Records contained in a dataset
- - - - -

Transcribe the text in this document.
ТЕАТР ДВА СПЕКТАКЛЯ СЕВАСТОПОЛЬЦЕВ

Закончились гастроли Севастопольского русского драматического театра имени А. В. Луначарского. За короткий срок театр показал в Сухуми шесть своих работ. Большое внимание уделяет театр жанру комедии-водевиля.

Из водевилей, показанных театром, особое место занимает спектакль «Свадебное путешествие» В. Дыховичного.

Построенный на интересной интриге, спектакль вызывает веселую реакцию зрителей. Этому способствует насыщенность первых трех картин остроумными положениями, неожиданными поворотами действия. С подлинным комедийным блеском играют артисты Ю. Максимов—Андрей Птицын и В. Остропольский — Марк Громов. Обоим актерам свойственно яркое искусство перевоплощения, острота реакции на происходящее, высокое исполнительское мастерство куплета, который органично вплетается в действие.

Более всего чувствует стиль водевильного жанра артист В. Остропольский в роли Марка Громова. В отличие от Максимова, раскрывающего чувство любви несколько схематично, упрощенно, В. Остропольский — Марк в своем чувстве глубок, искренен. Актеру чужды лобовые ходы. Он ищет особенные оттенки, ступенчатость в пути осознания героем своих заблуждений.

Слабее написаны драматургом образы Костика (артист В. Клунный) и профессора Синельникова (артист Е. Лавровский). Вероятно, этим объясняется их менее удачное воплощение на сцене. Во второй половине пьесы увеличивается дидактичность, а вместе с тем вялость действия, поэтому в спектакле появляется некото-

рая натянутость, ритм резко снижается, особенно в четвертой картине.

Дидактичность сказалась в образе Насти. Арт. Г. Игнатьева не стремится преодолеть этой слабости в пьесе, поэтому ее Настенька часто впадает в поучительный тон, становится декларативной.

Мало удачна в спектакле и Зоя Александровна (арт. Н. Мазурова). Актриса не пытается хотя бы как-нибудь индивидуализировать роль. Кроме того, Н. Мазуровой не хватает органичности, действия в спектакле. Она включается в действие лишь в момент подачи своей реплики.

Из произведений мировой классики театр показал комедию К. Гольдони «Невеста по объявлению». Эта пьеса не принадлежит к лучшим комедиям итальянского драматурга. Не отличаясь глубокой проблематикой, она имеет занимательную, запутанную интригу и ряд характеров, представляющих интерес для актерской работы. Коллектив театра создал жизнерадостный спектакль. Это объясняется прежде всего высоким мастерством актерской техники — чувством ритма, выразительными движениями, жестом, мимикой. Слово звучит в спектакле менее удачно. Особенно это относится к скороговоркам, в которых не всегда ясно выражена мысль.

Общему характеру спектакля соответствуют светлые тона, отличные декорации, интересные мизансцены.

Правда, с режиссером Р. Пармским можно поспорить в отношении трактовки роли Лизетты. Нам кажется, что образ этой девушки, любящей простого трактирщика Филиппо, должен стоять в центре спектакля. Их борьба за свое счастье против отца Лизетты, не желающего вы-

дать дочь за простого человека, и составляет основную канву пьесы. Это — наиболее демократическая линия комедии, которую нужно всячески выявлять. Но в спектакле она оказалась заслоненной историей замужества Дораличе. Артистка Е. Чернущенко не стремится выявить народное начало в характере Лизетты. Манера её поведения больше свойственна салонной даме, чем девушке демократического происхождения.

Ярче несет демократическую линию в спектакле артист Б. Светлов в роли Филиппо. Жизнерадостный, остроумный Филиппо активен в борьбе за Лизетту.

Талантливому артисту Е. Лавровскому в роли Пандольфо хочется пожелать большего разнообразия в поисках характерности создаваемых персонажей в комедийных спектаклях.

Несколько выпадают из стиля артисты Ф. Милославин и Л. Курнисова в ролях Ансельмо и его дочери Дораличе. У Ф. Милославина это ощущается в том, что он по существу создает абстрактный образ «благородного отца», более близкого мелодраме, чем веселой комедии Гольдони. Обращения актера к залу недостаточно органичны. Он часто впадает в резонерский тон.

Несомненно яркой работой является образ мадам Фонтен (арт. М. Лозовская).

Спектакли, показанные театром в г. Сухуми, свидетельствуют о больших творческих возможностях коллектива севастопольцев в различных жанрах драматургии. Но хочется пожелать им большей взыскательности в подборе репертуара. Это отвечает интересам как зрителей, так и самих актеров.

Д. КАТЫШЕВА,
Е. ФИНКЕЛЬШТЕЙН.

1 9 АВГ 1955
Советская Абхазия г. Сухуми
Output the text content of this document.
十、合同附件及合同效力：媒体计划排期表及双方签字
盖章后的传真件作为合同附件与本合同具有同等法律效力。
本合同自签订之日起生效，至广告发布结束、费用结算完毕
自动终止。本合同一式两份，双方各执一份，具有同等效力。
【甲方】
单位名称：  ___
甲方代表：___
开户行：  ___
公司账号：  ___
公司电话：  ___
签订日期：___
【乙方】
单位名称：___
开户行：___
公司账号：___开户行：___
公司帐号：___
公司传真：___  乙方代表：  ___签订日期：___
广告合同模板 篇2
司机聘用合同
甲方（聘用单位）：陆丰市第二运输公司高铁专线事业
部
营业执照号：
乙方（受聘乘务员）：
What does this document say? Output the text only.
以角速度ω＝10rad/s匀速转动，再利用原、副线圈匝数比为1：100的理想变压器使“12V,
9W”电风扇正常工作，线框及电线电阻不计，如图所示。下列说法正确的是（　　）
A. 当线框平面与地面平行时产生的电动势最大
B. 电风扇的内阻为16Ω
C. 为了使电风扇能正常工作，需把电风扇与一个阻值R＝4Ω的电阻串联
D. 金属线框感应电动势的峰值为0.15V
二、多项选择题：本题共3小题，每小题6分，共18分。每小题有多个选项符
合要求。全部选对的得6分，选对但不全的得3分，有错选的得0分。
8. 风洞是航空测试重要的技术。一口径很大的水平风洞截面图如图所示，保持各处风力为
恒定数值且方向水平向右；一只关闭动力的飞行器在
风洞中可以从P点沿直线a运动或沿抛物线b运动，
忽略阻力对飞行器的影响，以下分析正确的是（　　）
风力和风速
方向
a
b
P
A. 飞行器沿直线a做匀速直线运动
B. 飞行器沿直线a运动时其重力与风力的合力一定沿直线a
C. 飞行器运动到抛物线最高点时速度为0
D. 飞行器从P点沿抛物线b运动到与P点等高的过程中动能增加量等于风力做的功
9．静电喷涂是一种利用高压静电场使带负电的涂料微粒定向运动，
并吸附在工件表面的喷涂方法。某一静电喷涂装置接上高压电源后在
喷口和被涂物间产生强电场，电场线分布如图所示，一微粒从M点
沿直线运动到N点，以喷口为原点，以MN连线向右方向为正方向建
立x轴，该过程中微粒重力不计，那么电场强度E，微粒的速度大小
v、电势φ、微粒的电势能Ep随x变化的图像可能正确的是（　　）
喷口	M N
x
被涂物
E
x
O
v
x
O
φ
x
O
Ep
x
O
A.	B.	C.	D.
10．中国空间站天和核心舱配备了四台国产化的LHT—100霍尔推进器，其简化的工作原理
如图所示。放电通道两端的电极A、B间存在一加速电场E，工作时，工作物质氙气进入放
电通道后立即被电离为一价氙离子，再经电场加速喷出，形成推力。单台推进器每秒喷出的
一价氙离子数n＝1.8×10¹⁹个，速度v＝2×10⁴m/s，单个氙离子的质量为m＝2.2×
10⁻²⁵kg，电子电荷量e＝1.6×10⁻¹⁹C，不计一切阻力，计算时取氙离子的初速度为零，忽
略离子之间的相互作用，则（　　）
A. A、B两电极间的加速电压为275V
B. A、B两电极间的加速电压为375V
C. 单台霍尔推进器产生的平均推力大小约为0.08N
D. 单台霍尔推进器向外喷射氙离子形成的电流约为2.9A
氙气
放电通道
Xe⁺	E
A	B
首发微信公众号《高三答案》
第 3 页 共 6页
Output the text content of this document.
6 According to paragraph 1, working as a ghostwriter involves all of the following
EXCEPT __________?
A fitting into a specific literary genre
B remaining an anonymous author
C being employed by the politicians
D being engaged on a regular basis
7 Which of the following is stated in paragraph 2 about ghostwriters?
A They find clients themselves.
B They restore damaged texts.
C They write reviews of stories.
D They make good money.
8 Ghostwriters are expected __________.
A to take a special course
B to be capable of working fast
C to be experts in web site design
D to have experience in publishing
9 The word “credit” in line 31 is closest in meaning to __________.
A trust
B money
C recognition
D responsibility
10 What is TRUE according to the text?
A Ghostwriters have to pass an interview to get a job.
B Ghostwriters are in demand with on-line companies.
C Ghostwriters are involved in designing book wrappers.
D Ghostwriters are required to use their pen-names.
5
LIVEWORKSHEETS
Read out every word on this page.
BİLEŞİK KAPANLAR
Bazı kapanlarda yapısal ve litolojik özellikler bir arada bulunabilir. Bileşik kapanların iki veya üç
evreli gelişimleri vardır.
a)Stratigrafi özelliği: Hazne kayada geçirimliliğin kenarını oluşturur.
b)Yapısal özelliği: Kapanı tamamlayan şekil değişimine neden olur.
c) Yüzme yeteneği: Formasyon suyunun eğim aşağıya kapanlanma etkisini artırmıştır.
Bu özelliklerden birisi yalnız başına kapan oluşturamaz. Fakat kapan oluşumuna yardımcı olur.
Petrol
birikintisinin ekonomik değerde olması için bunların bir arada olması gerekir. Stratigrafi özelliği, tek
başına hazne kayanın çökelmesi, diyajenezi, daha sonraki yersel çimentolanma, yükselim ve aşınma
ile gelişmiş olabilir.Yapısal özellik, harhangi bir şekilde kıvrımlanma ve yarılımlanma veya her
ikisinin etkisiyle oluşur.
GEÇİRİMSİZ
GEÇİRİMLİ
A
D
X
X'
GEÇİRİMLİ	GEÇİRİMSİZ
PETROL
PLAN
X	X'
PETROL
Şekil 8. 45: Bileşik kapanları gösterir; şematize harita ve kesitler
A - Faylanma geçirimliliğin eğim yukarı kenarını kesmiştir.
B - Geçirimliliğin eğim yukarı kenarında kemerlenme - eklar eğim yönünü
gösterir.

- - - - -

Copy out all lines above that include the string "Гольдони".

Solved exercise:
Из произведений мировой классики театр показал комедию К. Гольдони «Невеста по объявлению». Эта пьеса не принадлежит к лучшим комедиям итальянского драматурга. Не отличаясь глубокой проблематикой, она имеет занимательную, запутанную интригу и ряд характеров, представляющих интерес для актерской работы. Коллектив театра создал жизнерадостный спектакль. Это объясняется прежде всего высоким мастерством актерской техники — чувством ритма, выразительными движениями, жестом, мимикой. Слово звучит в спектакле менее удачно. Особенно это относится к скороговоркам, в которых не всегда ясно выражена мысль.
Несколько выпадают из стиля артисты Ф. Милославин и Л. Курнисова в ролях Ансельмо и его дочери Дораличе. У Ф. Милославина это ощущается в том, что он по существу создает абстрактный образ «благородного отца», более близкого мелодраме, чем веселой комедии Гольдони. Обращения актера к залу недостаточно органичны. Он часто впадает в резонерский тон.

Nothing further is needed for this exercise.